** Challenge **
Extract the passage below about Peter and Grandpa Jack in full, word for word.

** Supplied text **
━━━━━━━━━━━━━━━━
Peter’s parents care about Peter’s feelings but they don’t see any other alternative after they invite Grandpa Jack to live with them. His dad talks to him about his move to the third floor. Dad says he will glue the arms to the rocking chair in Peter’s room so they don’t pop out, but he doesn’t find the time. His parents understand Peter’s concern and try to make his stay on the third floor a good one. They also care about Grandpa Jack.

At first, Grandpa Jack’s countenance seems lifeless, which makes Peter’s parents sad. Grandpa Jack hugs and kisses his grandchildren, and he sincerely loves them. He tells Peter that he is nice company and takes him for candy when he buys cigars. Grandpa Jack talks with Peter immediately after the alarm-clock prank and after the missing-slippers incident. He treats Peter well and doesn’t hold a grudge. He does get back at Peter by stealing the pieces to the Monopoly game and almost making him late for school. Throughout, he shows Peter he loves him.
━━━━━━━━━━━━━━━━
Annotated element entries
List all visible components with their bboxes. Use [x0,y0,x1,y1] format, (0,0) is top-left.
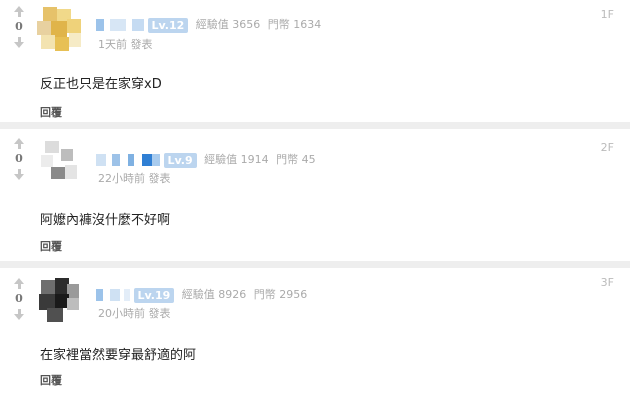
vote-score: 0 [15,20,23,33]
coin-label: 門幣 [276,153,299,166]
username-redacted[interactable] [96,154,160,166]
arrow-down-icon[interactable] [10,309,28,320]
exp-value: 8926 [218,288,247,301]
reply-button[interactable]: 回覆 [40,372,62,388]
username-redacted[interactable] [96,19,144,31]
exp-label: 經驗值 [204,153,238,166]
comment-2: 0 Lv.9 經驗值 1914 門幣 45 22小時前 發表 2F 阿嬤內褲沒什… [0,129,630,261]
arrow-down-icon[interactable] [10,37,28,48]
level-badge: Lv.9 [163,152,197,168]
comment-text: 反正也只是在家穿xD [40,77,162,92]
coin-label: 門幣 [253,288,276,301]
floor-number: 3F [600,276,614,289]
comment-meta: Lv.19 經驗值 8926 門幣 2956 [96,286,307,303]
comment-3: 0 Lv.19 經驗值 8926 門幣 2956 20小時前 發表 3F 在家裡… [0,268,630,400]
comment-text: 在家裡當然要穿最舒適的阿 [40,348,197,363]
separator [0,261,630,268]
post-time: 1天前 發表 [98,38,153,51]
avatar[interactable] [37,278,81,322]
floor-number: 2F [600,141,614,154]
post-time: 22小時前 發表 [98,172,171,185]
username-redacted[interactable] [96,289,130,301]
coin-value: 2956 [279,288,308,301]
coin-label: 門幣 [267,18,290,31]
exp-value: 3656 [232,18,261,31]
arrow-up-icon[interactable] [10,138,28,149]
vote-score: 0 [15,152,23,165]
arrow-down-icon[interactable] [10,169,28,180]
arrow-up-icon[interactable] [10,6,28,17]
post-time: 20小時前 發表 [98,307,171,320]
vote-box: 0 [10,6,28,48]
coin-value: 45 [301,153,316,166]
exp-label: 經驗值 [181,288,215,301]
avatar[interactable] [37,7,81,51]
exp-value: 1914 [240,153,269,166]
comment-1: 0 Lv.12 經驗值 3656 門幣 1634 1天前 發表 1F 反正也只是… [0,0,630,122]
separator [0,122,630,129]
level-badge: Lv.19 [133,287,175,303]
exp-label: 經驗值 [195,18,229,31]
vote-box: 0 [10,138,28,180]
arrow-up-icon[interactable] [10,278,28,289]
level-badge: Lv.12 [147,17,189,33]
comment-text: 阿嬤內褲沒什麼不好啊 [40,213,171,228]
vote-score: 0 [15,292,23,305]
vote-box: 0 [10,278,28,320]
floor-number: 1F [600,8,614,21]
comment-meta: Lv.9 經驗值 1914 門幣 45 [96,151,316,168]
comment-meta: Lv.12 經驗值 3656 門幣 1634 [96,16,321,33]
coin-value: 1634 [293,18,322,31]
reply-button[interactable]: 回覆 [40,104,62,120]
avatar[interactable] [37,139,81,183]
reply-button[interactable]: 回覆 [40,238,62,254]
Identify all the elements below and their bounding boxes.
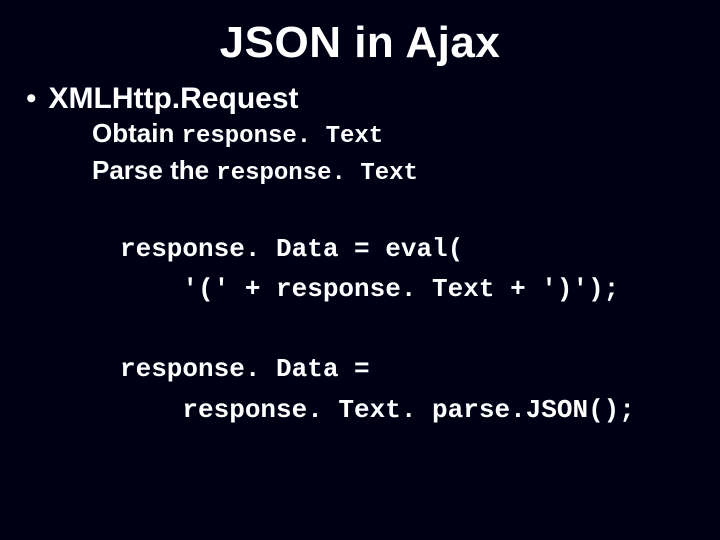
bullet-dot-icon: • <box>20 84 37 114</box>
sub-bullet-2-prefix: Parse the <box>92 155 216 185</box>
code-block-2: response. Data = response. Text. parse.J… <box>20 349 700 430</box>
sub-bullet-1: Obtain response. Text <box>20 116 700 153</box>
slide-title: JSON in Ajax <box>0 0 720 68</box>
slide: JSON in Ajax • XMLHttp.Request Obtain re… <box>0 0 720 540</box>
slide-body: • XMLHttp.Request Obtain response. Text … <box>0 68 720 430</box>
code-block-1: response. Data = eval( '(' + response. T… <box>20 229 700 310</box>
sub-bullet-2-code: response. Text <box>216 160 418 187</box>
sub-bullet-1-code: response. Text <box>182 123 384 150</box>
bullet-item: • XMLHttp.Request <box>20 82 700 116</box>
bullet-text: XMLHttp.Request <box>49 82 299 116</box>
sub-bullet-1-prefix: Obtain <box>92 118 182 148</box>
sub-bullet-2: Parse the response. Text <box>20 153 700 190</box>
━━━━━━━━━━━━━━━━
** Completed exercise **
Peter’s parents care about Peter’s feelings but they don’t see any other alternative after they invite Grandpa Jack to live with them. His dad talks to him about his move to the third floor. Dad says he will glue the arms to the rocking chair in Peter’s room so they don’t pop out, but he doesn’t find the time. His parents understand Peter’s concern and try to make his stay on the third floor a good one. They also care about Grandpa Jack.

At first, Grandpa Jack’s countenance seems lifeless, which makes Peter’s parents sad. Grandpa Jack hugs and kisses his grandchildren, and he sincerely loves them. He tells Peter that he is nice company and takes him for candy when he buys cigars. Grandpa Jack talks with Peter immediately after the alarm-clock prank and after the missing-slippers incident. He treats Peter well and doesn’t hold a grudge. He does get back at Peter by stealing the pieces to the Monopoly game and almost making him late for school. Throughout, he shows Peter he loves him.